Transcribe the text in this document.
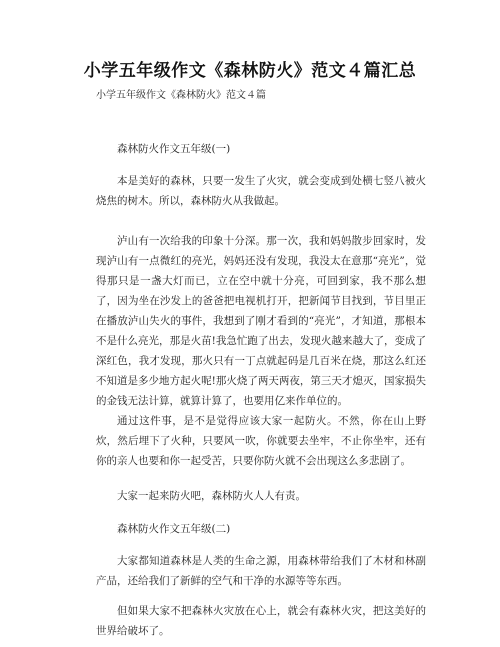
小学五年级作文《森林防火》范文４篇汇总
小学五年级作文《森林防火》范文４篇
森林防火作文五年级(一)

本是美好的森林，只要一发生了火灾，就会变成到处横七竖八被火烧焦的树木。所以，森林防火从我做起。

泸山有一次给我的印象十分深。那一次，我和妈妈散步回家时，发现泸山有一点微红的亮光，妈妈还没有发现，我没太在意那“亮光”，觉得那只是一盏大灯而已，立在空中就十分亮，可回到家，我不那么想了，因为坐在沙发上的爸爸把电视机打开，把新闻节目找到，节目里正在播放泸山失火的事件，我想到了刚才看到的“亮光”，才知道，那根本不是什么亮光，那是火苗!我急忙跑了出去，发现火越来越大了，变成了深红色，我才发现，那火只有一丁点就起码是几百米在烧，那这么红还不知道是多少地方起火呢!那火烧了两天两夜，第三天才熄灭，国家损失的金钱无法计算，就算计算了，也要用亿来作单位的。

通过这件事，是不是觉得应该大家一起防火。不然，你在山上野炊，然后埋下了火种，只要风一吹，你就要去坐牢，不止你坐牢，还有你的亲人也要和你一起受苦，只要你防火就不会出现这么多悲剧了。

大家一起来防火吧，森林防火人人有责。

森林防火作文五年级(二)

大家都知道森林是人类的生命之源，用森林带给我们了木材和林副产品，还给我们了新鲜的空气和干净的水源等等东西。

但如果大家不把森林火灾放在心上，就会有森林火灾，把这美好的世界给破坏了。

---

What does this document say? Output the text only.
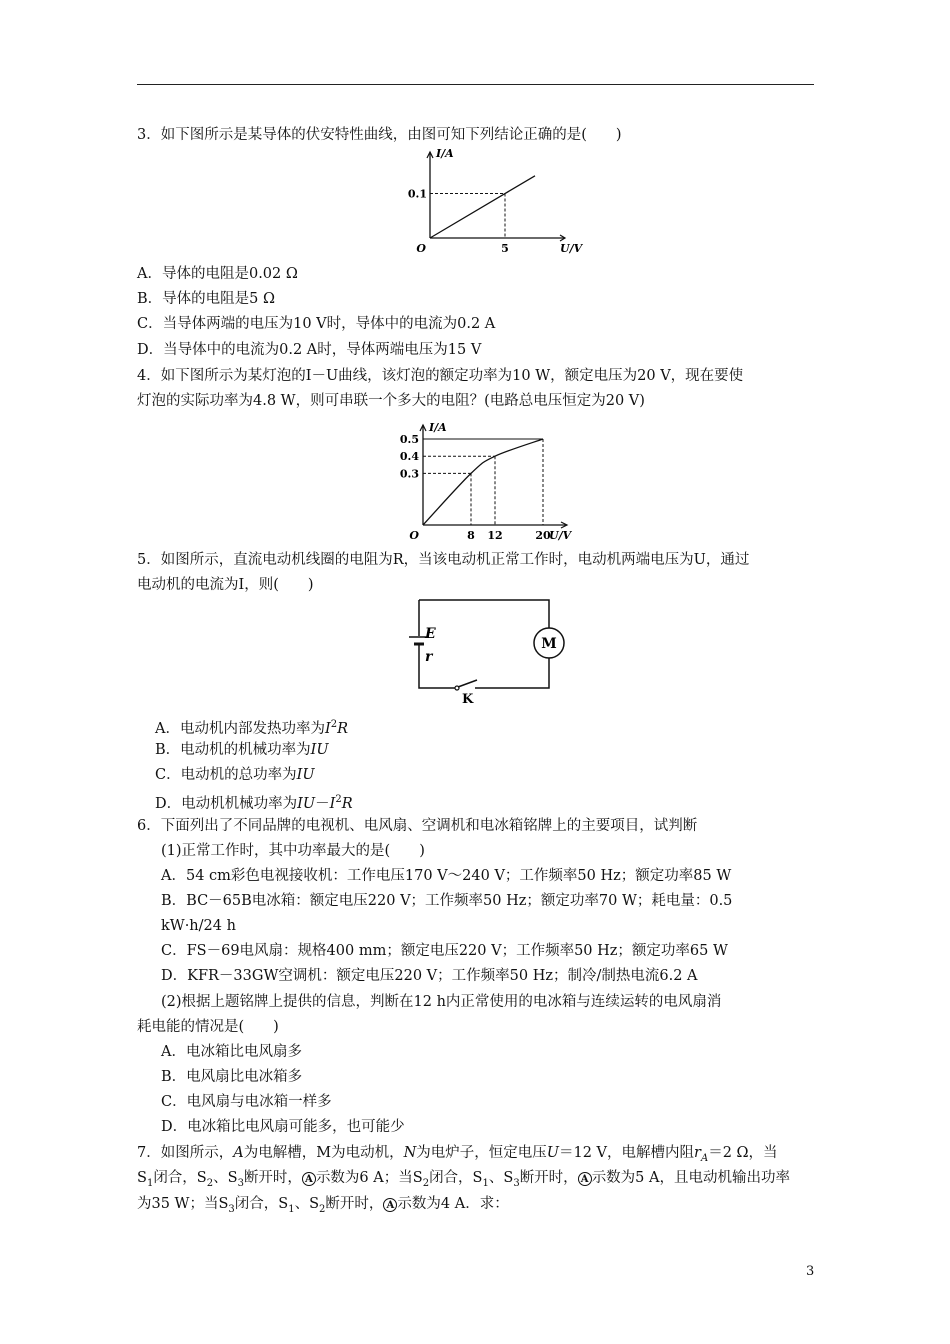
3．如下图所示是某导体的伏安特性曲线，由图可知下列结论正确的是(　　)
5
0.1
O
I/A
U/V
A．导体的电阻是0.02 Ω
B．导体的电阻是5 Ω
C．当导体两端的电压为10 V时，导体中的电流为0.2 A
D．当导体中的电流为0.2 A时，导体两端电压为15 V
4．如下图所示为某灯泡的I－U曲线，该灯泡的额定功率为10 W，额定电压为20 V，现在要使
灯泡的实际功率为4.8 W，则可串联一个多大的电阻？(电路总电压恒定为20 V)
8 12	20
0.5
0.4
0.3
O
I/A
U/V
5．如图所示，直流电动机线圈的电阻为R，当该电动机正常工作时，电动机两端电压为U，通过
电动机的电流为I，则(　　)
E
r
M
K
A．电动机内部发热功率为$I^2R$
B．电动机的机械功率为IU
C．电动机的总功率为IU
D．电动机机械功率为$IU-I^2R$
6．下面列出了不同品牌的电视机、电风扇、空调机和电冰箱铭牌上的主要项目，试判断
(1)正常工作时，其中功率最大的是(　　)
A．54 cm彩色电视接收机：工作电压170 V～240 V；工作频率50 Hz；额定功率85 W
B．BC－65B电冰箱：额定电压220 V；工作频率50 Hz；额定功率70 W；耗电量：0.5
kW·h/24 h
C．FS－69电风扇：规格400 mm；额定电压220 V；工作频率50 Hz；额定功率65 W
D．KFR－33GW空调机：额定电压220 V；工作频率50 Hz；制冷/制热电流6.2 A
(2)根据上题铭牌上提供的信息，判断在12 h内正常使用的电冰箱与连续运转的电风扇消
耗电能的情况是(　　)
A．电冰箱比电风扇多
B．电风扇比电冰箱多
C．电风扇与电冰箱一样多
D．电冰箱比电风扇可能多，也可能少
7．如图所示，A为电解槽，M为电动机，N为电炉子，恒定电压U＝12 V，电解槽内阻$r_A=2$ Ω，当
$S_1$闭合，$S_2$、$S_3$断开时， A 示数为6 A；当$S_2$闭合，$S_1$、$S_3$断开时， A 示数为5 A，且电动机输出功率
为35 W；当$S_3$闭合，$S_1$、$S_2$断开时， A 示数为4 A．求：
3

...

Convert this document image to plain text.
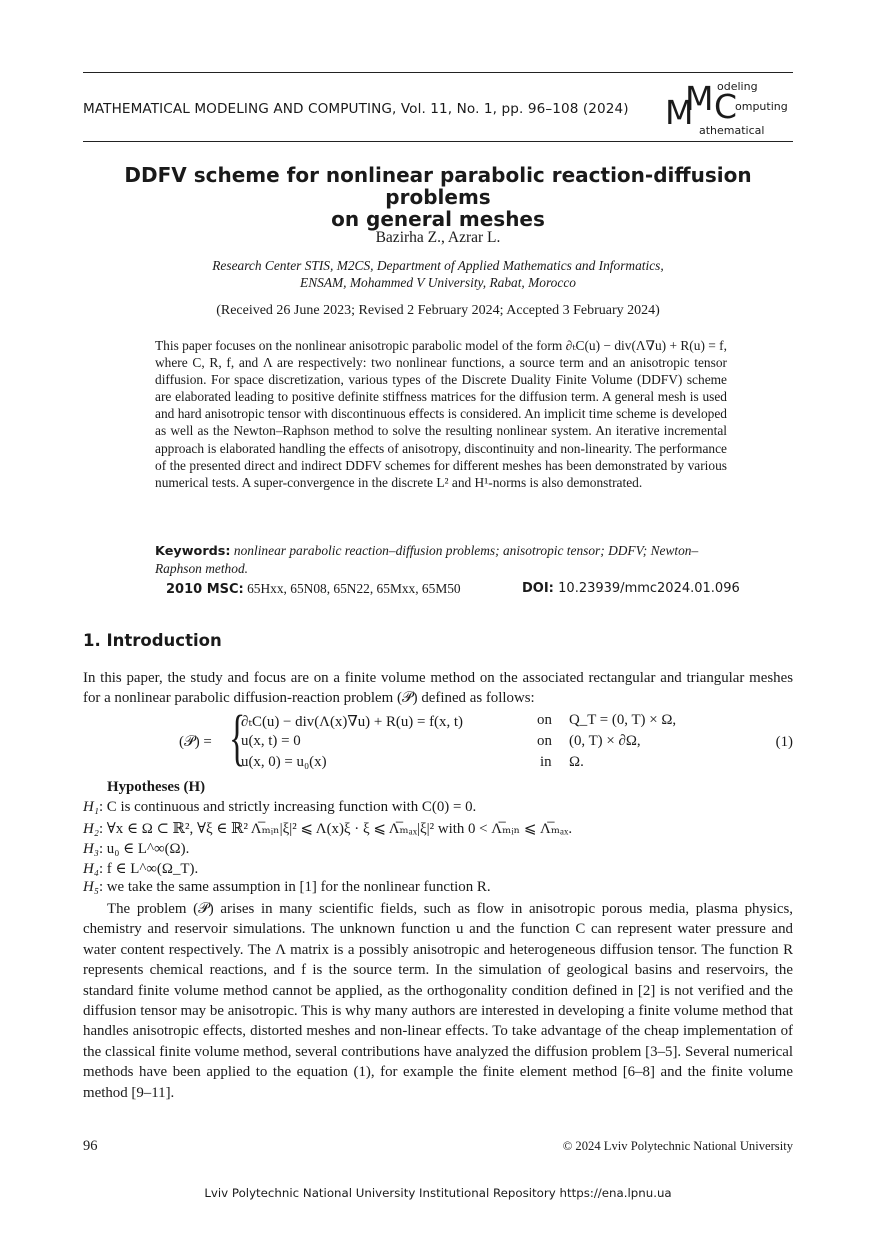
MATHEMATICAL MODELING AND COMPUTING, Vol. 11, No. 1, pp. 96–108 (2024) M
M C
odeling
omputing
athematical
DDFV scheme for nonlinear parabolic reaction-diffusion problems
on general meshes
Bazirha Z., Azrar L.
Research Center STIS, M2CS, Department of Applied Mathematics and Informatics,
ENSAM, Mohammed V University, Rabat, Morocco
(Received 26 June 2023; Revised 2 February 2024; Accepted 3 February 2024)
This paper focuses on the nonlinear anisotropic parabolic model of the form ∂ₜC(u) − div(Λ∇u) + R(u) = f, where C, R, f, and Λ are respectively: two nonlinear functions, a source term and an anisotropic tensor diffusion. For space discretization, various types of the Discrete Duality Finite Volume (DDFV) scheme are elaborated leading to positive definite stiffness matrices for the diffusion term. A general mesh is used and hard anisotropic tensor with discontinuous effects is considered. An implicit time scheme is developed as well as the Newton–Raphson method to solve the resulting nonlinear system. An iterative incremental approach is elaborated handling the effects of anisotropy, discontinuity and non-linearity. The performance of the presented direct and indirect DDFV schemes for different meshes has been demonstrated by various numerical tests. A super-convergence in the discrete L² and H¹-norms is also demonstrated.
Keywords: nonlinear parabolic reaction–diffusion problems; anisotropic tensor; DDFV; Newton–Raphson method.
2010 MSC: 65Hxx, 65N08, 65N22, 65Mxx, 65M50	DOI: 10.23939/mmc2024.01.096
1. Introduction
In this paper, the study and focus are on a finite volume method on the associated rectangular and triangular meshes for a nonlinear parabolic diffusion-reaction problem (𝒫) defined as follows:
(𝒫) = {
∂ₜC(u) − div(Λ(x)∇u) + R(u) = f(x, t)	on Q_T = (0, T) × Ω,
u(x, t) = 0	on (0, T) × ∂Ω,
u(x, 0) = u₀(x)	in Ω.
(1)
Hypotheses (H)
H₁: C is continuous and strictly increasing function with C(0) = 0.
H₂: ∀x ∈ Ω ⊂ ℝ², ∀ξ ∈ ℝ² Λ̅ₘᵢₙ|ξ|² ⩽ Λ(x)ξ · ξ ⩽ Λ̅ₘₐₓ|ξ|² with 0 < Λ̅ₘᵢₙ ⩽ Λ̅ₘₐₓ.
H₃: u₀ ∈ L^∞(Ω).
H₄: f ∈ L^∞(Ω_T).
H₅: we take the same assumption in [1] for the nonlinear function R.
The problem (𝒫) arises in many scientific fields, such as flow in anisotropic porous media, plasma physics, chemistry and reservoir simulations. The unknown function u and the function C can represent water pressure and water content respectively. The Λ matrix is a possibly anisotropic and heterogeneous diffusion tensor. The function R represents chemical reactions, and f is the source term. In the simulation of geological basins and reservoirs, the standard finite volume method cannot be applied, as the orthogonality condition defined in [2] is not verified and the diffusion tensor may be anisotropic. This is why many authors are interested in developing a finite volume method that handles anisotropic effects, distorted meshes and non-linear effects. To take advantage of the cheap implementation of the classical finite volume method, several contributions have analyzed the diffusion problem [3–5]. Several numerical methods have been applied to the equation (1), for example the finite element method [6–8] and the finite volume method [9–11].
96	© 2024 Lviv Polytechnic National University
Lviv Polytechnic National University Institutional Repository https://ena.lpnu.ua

- [Goal]: Pull out every line of the entries that includes the word "Raphson".

- [Written response]:
This paper focuses on the nonlinear anisotropic parabolic model of the form ∂ₜC(u) − div(Λ∇u) + R(u) = f, where C, R, f, and Λ are respectively: two nonlinear functions, a source term and an anisotropic tensor diffusion. For space discretization, various types of the Discrete Duality Finite Volume (DDFV) scheme are elaborated leading to positive definite stiffness matrices for the diffusion term. A general mesh is used and hard anisotropic tensor with discontinuous effects is considered. An implicit time scheme is developed as well as the Newton–Raphson method to solve the resulting nonlinear system. An iterative incremental approach is elaborated handling the effects of anisotropy, discontinuity and non-linearity. The performance of the presented direct and indirect DDFV schemes for different meshes has been demonstrated by various numerical tests. A super-convergence in the discrete L² and H¹-norms is also demonstrated.
Keywords: nonlinear parabolic reaction–diffusion problems; anisotropic tensor; DDFV; Newton–Raphson method.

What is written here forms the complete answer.